** STUDY TEXT **
§ §
What do you mean "impossible"? Not possible.
How do you think all JavaScript cookie management systems work?
Thomas clearly has a greater understanding than you do, but that is
hardly a surprise, is it?

Not really - specially as I'm getting more and more hard to be
surprised recently :)

Thomas doesn't have better understanding, but he's already getting what
attitude (atop of his regular one :) which may infect you if stay
regularly on clj.
[...]

What are you babbling about again? Read it from my fingertips: It is _not
possible_ to delete all cookies that apply to a resource because either of
the cookies retrieved with document.cookies may be set for a domain of the
resource of a higher level (say a resource on bla.example.com reading the
cookie set for .example.com) or a path of a higher level (say a resource on
example.com/foo/bar/ to retrieve a cookie set for example.com/foo/) or a
combination of both. Then you have _no chance_ to set this cookie to
expire (read: to delete it) as you have no chance to retrieve that kind of
information and so you cannot set the exact domain or path component of the
string that needs to be assigned. And using the second-level domain of the
resource or the root path does not modify the corresponding cookie, so
cannot delete it.
§ §
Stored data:
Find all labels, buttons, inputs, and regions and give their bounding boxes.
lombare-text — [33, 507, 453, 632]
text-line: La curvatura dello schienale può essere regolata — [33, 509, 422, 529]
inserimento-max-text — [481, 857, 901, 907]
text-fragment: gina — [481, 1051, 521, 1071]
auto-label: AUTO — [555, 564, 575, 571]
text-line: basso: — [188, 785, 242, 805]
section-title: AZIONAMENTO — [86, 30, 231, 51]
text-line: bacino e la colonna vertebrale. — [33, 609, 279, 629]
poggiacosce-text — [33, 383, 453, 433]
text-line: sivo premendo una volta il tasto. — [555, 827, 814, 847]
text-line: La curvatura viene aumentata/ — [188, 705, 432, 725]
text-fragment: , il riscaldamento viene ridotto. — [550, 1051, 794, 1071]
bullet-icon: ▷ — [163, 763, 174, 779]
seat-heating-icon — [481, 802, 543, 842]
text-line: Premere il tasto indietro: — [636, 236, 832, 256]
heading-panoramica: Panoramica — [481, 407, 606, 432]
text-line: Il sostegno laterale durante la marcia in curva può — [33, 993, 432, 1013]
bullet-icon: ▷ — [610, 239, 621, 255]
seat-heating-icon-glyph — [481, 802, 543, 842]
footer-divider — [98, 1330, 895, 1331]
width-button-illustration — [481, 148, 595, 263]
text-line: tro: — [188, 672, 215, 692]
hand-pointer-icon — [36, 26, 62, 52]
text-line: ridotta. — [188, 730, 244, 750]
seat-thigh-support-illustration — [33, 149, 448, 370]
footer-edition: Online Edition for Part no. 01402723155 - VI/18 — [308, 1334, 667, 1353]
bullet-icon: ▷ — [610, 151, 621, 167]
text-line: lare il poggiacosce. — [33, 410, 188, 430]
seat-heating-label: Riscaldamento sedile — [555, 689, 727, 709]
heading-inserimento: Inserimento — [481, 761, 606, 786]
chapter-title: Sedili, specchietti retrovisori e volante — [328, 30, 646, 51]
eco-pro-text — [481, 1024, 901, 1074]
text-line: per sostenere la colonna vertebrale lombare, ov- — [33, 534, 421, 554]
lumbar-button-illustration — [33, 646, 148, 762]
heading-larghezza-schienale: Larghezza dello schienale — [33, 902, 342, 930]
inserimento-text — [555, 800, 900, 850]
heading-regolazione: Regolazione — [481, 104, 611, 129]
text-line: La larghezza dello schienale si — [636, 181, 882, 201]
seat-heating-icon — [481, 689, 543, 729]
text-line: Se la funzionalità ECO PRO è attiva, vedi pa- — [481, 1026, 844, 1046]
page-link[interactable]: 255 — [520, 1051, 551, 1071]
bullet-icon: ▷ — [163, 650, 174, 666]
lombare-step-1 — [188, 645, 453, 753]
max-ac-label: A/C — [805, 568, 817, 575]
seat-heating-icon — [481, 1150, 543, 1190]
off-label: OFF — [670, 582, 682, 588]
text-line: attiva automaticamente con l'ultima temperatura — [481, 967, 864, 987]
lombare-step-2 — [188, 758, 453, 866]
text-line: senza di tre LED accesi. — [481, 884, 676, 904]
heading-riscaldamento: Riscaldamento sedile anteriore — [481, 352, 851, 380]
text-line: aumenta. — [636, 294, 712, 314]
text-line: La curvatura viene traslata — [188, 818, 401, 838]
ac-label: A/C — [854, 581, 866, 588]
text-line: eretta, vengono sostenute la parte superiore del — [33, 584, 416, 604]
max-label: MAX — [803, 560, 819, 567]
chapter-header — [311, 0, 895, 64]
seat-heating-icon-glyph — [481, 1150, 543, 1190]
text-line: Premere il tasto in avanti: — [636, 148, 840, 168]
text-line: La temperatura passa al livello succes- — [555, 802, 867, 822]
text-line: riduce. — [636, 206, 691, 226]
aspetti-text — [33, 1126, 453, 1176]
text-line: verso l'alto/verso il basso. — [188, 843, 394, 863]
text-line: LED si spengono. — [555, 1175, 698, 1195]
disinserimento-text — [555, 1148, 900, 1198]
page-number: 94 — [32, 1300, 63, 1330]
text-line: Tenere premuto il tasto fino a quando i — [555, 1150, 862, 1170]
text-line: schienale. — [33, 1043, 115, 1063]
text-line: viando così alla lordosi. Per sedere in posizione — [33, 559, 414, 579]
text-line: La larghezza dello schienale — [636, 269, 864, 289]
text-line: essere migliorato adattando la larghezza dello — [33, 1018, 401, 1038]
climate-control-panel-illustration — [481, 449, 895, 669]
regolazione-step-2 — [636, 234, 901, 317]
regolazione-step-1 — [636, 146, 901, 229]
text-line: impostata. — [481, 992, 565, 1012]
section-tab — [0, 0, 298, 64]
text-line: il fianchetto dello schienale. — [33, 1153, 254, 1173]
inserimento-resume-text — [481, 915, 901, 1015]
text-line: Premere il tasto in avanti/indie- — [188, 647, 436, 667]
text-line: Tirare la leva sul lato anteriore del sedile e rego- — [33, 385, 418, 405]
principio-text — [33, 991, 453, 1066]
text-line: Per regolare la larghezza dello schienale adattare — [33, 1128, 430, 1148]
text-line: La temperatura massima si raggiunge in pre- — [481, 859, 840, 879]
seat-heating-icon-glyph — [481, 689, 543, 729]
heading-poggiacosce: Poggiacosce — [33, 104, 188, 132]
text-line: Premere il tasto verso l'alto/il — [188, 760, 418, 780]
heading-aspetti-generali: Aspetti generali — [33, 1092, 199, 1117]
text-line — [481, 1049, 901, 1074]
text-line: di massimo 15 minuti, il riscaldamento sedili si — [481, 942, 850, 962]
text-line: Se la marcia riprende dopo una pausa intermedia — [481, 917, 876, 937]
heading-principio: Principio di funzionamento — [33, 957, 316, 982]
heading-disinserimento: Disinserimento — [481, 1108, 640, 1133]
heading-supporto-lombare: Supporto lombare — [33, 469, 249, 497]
§ §
** PROBLEMS AND TASKS **
1. Answer these questions about the cookie discussion:
(a) In the reply beginning "Not really", what does the writer say Thomas doesn't have?
(b) In the domain example, a resource on bla.example.com reads a cookie set for which domain?
(c) In the path example, which path is the cookie set for?
2. Output the passage of the cookie discussion starting with "How do you think" and going on through "surprised recently :)".
3. Pick up the cookie discussion where it stops and write what comes next.
The stored data above is not needed for this work.

** RESPONSES TO THE EXERCISE **
1.
(a) Better understanding.
(b) .example.com
(c) example.com/foo/

2.
How do you think all JavaScript cookie management systems work?
Thomas clearly has a greater understanding than you do, but that is
hardly a surprise, is it?

Not really - specially as I'm getting more and more hard to be
surprised recently :)

3.
Now reading OP's original question once over: "Any cookies that I have
associated with that site will be sent along with this HTTP request".
*I have associated*

A Web site usually consists of more than one resource.
From my (possibly wrong) reading of this sentence I concluded that OP
knows what cookies, for what domain and what path did he set.

Perhaps, perhaps not. For example, session cookies ("session" referring
to server-side sessions here, not necessarily also to client-side ones),
are often set/sent automatically by server-side applications.
name/domain/path exact match was implemented for exactly the opposite
situation: when someone wants to destroy cookie set by someone else.

Utter nonsense. It was implemented to allow cookies to be accessible
throughout a Web site, especially sub-level domains and subpaths, and
accessible in a sub-level domain (and its sub-level domains) and subpaths
but not in the domain or path of higher level.


PointedEars
 
M

Michael Winter

On 14/02/2006 20:59, VK wrote:

[snip]
Now reading OP's original question once over: "Any cookies that I have
associated with that site will be sent along with this HTTP request".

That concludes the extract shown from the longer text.